What to work on: Identify the lines that include the word "không", then copy all of them.

Material:
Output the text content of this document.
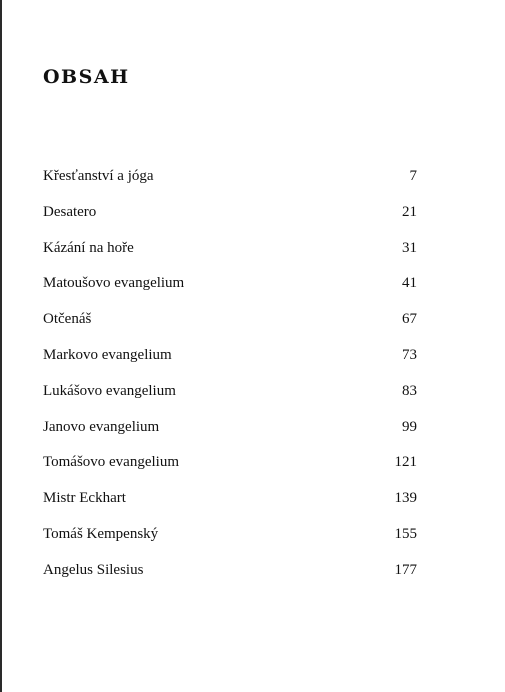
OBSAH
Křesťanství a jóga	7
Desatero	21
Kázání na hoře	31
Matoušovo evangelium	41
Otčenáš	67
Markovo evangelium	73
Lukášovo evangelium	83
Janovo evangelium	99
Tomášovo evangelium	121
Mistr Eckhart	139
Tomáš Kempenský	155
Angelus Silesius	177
* * *
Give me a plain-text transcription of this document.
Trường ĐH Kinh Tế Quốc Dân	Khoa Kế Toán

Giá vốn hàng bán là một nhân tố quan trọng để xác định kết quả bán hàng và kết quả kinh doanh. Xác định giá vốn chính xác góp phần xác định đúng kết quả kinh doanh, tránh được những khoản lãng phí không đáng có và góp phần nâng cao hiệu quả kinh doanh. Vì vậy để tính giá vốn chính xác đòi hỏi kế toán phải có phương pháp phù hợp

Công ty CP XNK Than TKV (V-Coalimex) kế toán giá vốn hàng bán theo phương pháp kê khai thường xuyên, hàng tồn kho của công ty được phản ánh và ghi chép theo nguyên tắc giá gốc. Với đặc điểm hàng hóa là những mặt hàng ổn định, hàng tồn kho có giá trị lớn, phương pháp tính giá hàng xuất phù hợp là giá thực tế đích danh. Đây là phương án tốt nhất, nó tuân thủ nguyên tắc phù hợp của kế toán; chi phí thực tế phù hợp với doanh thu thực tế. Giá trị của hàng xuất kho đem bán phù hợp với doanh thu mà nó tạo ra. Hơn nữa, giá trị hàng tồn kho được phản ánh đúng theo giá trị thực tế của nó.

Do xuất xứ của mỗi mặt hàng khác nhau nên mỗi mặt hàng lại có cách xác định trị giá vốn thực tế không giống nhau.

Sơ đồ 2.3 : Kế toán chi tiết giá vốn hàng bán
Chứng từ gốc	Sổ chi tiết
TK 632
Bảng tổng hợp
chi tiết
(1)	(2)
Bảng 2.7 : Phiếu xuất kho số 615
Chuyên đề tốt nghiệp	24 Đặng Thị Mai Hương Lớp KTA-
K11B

Response to the exercise:
Giá vốn hàng bán là một nhân tố quan trọng để xác định kết quả bán hàng và kết quả kinh doanh. Xác định giá vốn chính xác góp phần xác định đúng kết quả kinh doanh, tránh được những khoản lãng phí không đáng có và góp phần nâng cao hiệu quả kinh doanh. Vì vậy để tính giá vốn chính xác đòi hỏi kế toán phải có phương pháp phù hợp
Do xuất xứ của mỗi mặt hàng khác nhau nên mỗi mặt hàng lại có cách xác định trị giá vốn thực tế không giống nhau.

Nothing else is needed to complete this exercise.